* **DATA SHOWN**:
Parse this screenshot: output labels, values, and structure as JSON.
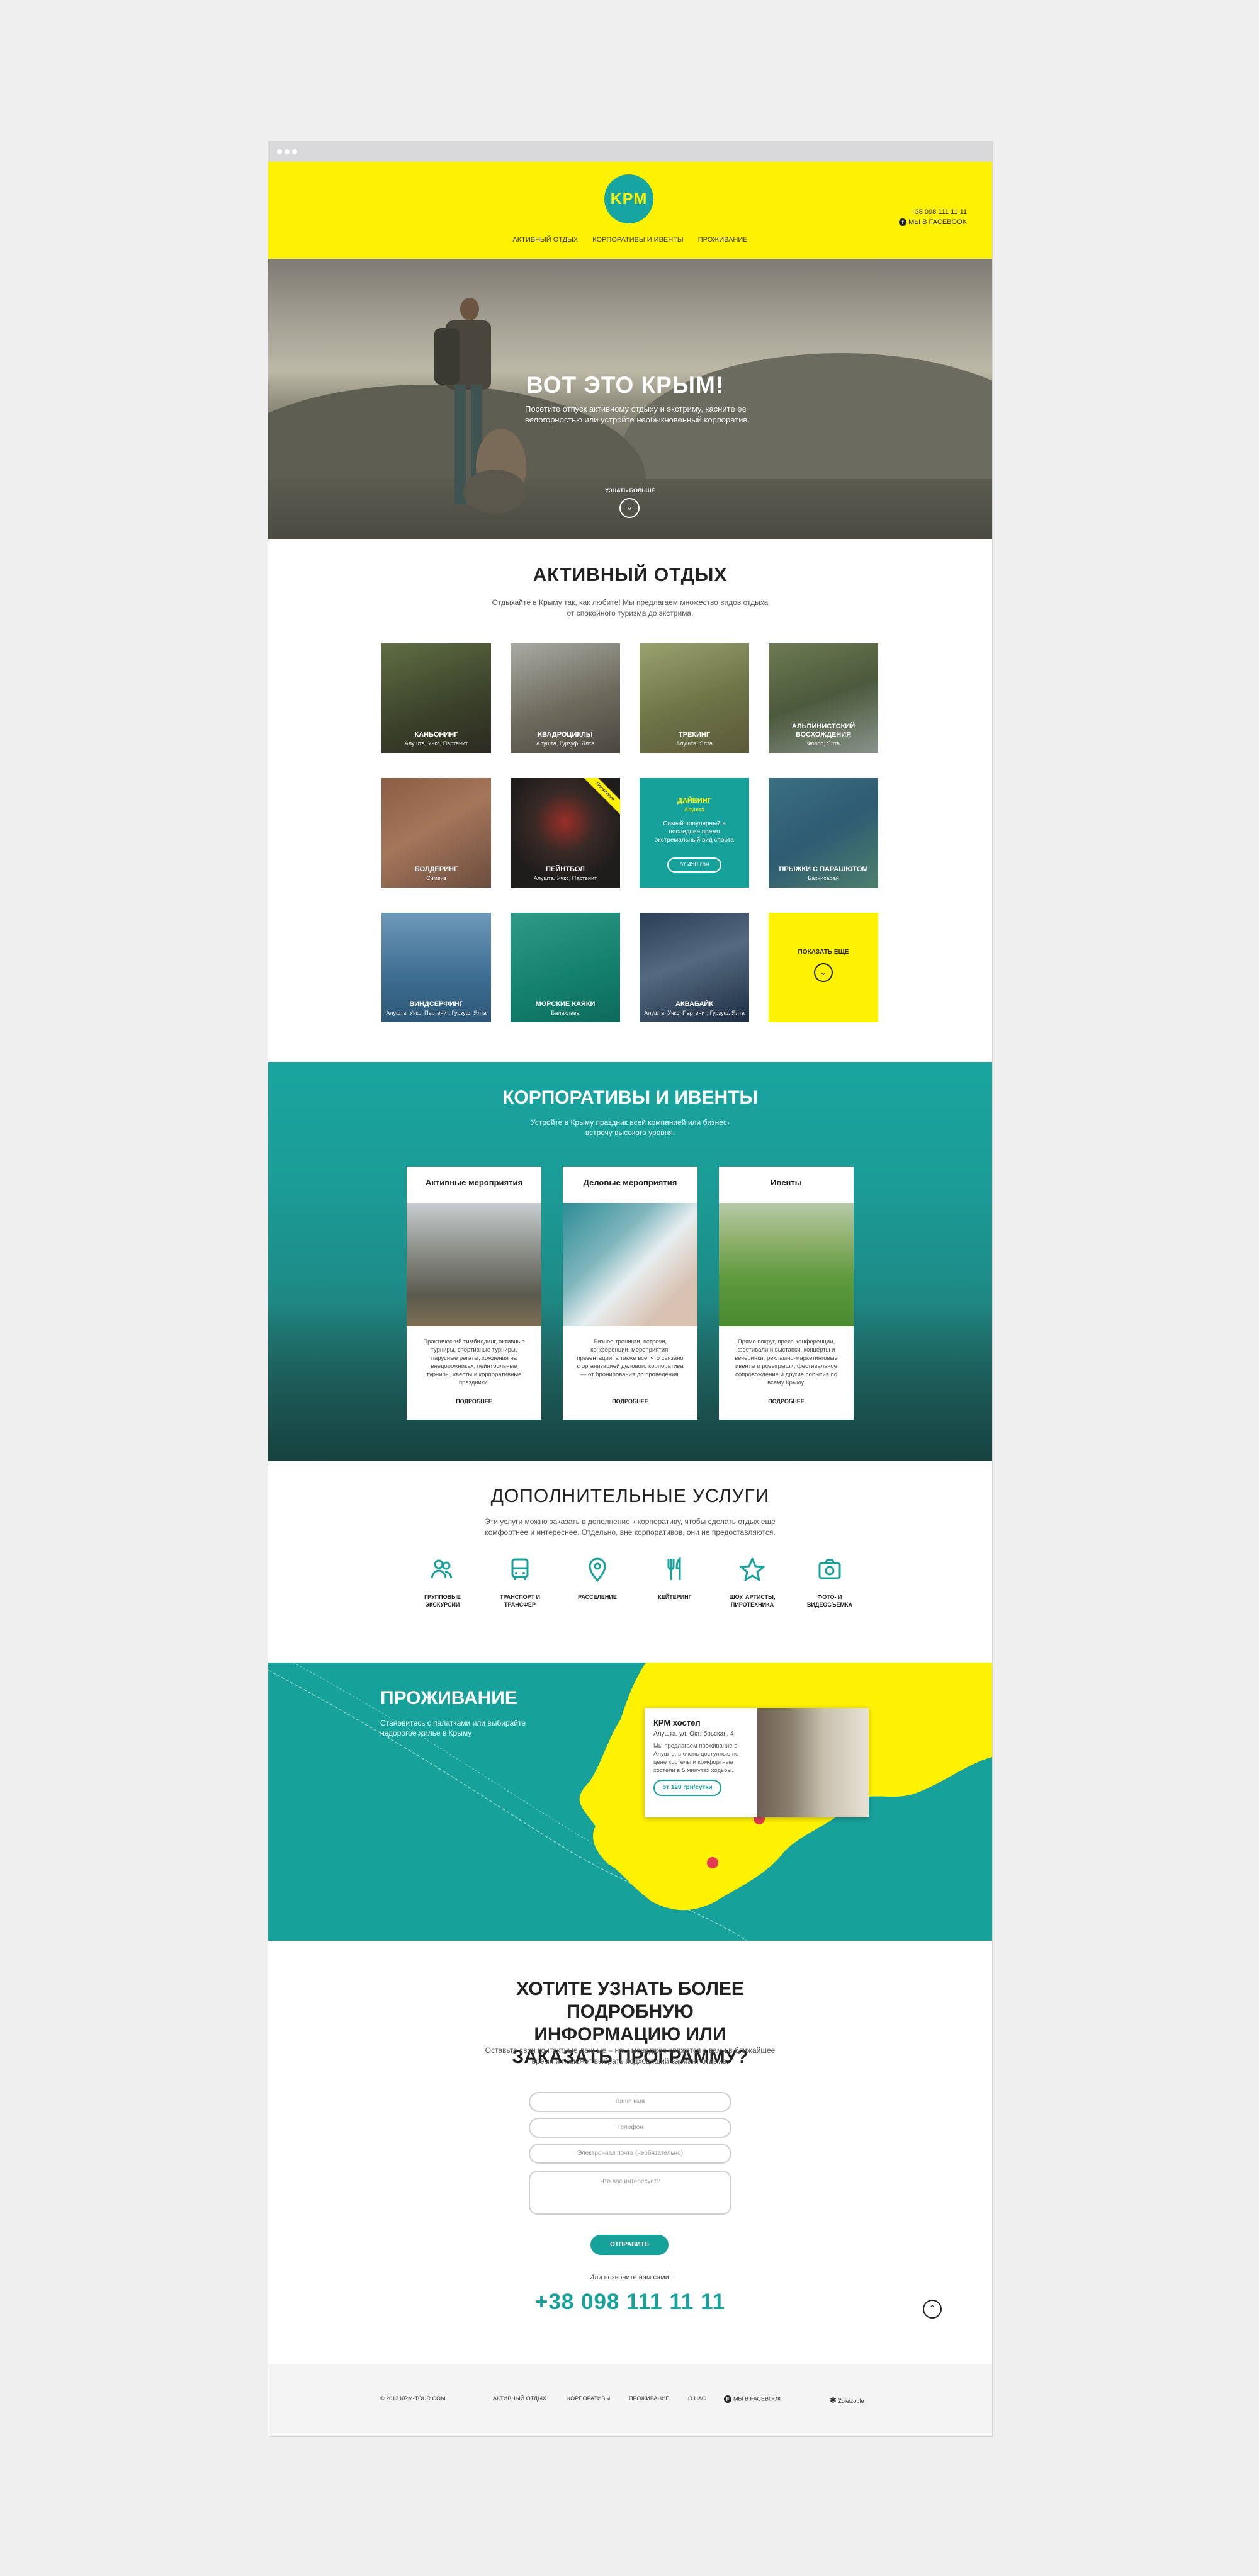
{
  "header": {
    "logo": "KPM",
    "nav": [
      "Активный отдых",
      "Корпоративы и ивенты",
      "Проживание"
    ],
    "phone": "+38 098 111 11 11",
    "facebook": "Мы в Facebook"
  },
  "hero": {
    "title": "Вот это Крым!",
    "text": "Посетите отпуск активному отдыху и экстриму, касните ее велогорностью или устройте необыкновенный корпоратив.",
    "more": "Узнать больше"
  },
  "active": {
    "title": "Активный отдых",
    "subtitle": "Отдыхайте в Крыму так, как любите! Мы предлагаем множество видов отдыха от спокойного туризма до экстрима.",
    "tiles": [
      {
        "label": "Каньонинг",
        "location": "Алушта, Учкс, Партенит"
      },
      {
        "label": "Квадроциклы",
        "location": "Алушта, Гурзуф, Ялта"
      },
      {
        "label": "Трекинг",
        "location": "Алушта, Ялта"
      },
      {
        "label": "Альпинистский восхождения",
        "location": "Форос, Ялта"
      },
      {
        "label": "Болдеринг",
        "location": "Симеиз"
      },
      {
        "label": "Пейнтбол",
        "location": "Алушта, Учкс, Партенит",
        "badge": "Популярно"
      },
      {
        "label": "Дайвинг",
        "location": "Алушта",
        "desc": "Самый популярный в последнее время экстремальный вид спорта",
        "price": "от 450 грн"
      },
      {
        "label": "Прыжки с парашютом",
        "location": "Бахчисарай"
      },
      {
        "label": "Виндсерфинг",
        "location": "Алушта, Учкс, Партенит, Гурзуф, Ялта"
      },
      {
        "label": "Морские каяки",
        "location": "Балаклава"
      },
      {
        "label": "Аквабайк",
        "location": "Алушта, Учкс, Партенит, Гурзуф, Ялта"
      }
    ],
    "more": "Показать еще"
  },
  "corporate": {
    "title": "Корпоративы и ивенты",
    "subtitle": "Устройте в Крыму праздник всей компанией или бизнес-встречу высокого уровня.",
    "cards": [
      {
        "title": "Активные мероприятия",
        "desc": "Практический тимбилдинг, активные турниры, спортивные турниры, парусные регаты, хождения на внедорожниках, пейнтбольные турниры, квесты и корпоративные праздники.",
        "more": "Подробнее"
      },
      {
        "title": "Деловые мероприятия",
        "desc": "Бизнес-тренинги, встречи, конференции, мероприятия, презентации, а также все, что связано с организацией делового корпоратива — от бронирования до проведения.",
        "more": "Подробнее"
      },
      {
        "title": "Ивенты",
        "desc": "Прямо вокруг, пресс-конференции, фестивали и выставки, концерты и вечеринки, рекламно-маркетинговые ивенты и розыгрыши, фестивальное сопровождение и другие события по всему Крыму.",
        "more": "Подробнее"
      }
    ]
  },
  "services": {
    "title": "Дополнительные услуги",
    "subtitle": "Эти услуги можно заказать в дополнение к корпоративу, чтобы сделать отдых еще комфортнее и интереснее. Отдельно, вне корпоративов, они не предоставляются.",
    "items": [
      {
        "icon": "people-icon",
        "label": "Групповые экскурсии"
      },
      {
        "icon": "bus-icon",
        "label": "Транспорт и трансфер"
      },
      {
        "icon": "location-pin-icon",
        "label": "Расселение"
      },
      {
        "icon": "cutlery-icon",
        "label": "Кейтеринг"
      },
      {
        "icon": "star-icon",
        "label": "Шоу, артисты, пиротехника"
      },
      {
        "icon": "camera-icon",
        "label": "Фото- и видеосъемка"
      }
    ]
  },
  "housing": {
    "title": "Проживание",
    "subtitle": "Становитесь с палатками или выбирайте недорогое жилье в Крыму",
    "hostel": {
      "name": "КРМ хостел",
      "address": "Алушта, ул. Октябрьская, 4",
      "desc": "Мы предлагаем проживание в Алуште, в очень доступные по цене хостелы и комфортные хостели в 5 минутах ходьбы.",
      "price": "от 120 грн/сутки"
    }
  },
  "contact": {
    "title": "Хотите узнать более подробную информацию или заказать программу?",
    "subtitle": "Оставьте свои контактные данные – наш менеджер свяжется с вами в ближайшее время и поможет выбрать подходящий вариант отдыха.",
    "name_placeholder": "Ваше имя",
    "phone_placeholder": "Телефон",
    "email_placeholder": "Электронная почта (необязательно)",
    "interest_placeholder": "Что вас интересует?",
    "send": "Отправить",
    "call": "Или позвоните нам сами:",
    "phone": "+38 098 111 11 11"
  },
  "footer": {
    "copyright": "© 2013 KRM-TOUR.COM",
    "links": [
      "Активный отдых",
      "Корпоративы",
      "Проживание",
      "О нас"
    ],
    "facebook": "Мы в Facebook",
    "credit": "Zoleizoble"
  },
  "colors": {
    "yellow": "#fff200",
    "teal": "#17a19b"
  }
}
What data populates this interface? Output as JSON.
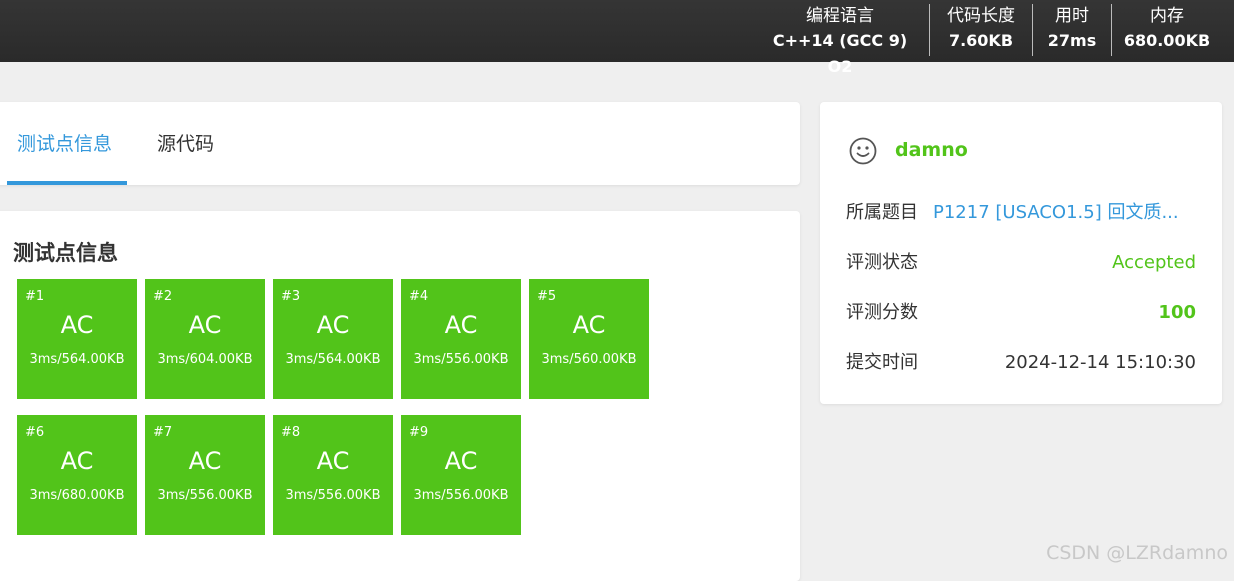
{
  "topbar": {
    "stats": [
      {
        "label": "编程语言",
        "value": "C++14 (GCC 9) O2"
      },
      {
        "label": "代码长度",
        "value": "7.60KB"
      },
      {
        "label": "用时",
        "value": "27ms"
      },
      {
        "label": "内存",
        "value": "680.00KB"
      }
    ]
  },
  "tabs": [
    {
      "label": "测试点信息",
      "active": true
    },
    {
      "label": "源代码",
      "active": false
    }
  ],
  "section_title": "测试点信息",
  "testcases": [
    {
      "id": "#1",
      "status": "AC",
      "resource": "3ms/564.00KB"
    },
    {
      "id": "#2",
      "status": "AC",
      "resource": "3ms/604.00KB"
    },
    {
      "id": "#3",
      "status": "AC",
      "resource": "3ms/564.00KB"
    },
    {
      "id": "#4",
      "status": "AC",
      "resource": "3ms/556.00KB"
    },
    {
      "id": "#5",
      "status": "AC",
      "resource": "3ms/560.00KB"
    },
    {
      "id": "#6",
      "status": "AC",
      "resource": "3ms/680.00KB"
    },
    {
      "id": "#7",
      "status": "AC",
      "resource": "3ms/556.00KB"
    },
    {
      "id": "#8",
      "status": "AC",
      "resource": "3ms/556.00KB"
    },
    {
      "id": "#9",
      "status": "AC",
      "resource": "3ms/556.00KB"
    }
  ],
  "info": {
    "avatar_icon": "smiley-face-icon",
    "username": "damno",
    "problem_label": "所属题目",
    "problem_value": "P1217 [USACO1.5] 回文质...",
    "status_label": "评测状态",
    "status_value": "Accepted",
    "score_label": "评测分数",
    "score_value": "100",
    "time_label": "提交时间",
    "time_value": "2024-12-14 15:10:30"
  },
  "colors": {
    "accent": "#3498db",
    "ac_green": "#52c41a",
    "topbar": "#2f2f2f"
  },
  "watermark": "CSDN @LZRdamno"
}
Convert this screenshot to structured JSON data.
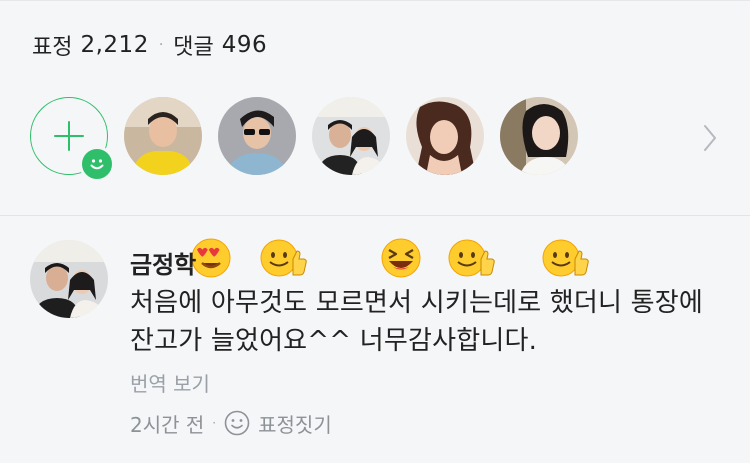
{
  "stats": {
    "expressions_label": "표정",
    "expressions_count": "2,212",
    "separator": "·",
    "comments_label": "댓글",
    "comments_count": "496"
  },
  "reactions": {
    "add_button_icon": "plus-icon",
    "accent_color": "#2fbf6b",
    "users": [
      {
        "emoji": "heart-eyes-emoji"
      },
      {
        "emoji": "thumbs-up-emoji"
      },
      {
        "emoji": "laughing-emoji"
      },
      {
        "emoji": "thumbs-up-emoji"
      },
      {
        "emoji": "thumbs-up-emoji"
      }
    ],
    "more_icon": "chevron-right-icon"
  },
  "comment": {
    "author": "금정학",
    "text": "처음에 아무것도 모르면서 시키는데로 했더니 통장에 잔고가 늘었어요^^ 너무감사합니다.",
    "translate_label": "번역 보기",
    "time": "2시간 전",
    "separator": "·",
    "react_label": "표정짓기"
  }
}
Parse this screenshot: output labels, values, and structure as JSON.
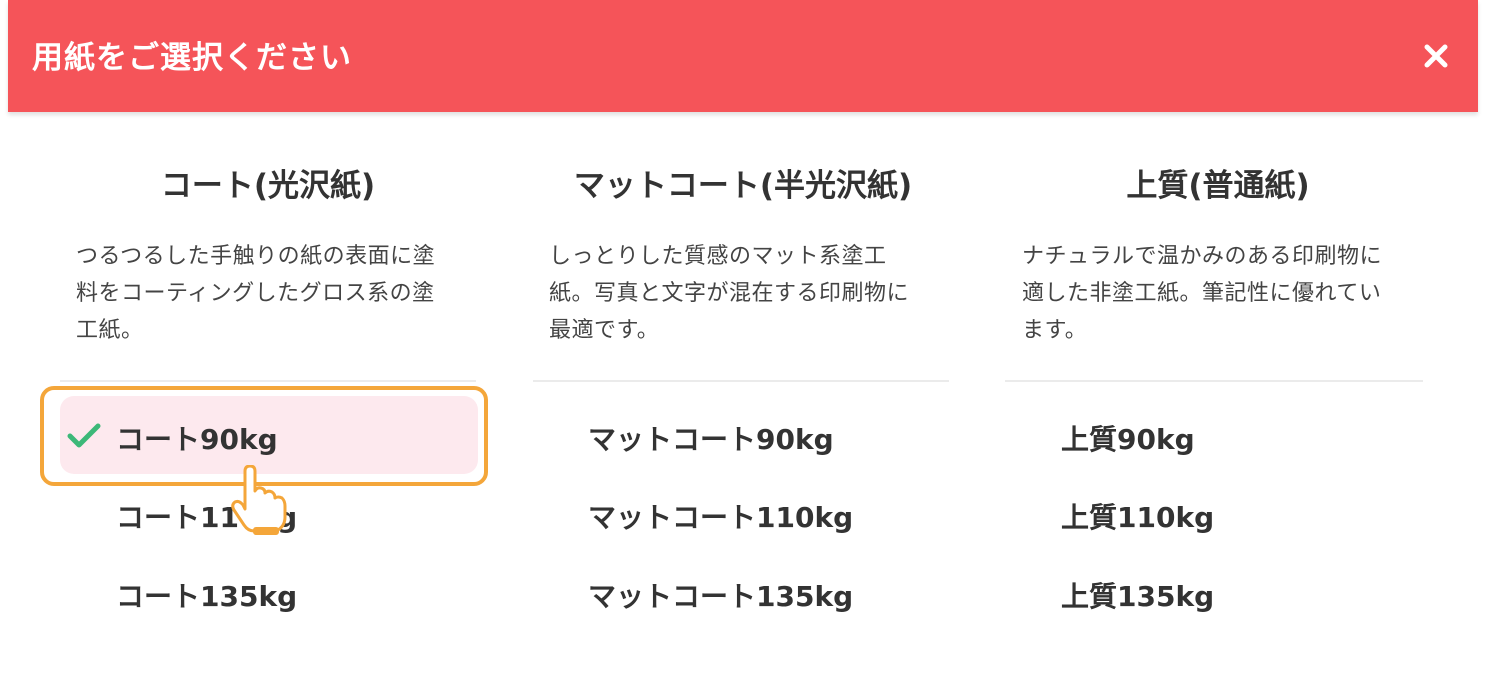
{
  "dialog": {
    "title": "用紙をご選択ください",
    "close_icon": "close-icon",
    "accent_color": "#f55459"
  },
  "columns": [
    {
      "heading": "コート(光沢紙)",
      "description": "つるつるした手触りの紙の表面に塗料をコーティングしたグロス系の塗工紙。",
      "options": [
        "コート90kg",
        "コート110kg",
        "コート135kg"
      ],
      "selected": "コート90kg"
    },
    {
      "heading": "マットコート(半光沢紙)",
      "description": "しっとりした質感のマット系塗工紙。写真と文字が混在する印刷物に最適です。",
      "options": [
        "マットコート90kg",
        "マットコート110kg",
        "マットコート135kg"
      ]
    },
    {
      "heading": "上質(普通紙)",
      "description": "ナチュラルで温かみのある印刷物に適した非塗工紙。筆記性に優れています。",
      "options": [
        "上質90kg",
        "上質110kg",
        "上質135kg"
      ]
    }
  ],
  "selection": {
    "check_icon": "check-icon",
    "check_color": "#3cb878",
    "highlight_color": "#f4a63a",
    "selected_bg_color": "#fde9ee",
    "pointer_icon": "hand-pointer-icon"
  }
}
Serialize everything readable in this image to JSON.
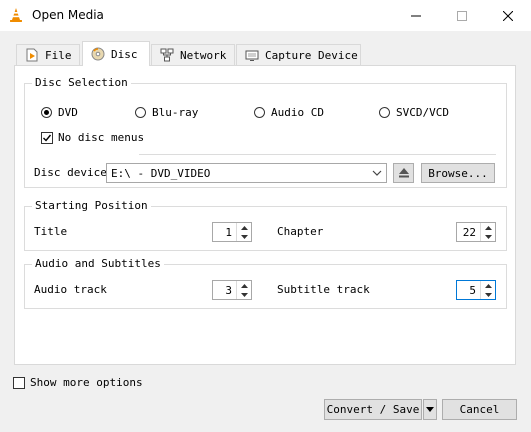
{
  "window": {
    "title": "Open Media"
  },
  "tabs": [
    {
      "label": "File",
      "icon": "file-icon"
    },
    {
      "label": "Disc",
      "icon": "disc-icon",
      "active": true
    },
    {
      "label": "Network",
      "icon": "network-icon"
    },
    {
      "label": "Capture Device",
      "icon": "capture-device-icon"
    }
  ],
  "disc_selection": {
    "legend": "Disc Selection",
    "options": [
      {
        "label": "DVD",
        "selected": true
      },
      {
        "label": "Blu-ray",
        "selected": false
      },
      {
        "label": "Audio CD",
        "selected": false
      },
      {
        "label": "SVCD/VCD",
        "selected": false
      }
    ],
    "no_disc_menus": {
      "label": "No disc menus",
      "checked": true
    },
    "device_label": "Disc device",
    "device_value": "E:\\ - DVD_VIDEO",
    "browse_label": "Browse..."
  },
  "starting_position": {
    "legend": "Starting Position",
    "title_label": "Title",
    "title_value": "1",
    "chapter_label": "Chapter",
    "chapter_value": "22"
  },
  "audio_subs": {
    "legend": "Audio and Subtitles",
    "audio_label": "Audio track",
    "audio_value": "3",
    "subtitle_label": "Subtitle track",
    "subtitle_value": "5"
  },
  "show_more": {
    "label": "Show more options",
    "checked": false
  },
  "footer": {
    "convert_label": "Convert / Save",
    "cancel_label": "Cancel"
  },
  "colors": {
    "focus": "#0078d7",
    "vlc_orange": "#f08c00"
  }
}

* **STATED TASK**: Copy all lines from the material that include "услуги".

* **FINISHED EXERCISE**:
    "title": "Дополнительные услуги",
    "subtitle": "Эти услуги можно заказать в дополнение к корпоративу, чтобы сделать отдых еще комфортнее и интереснее. Отдельно, вне корпоративов, они не предоставляются.",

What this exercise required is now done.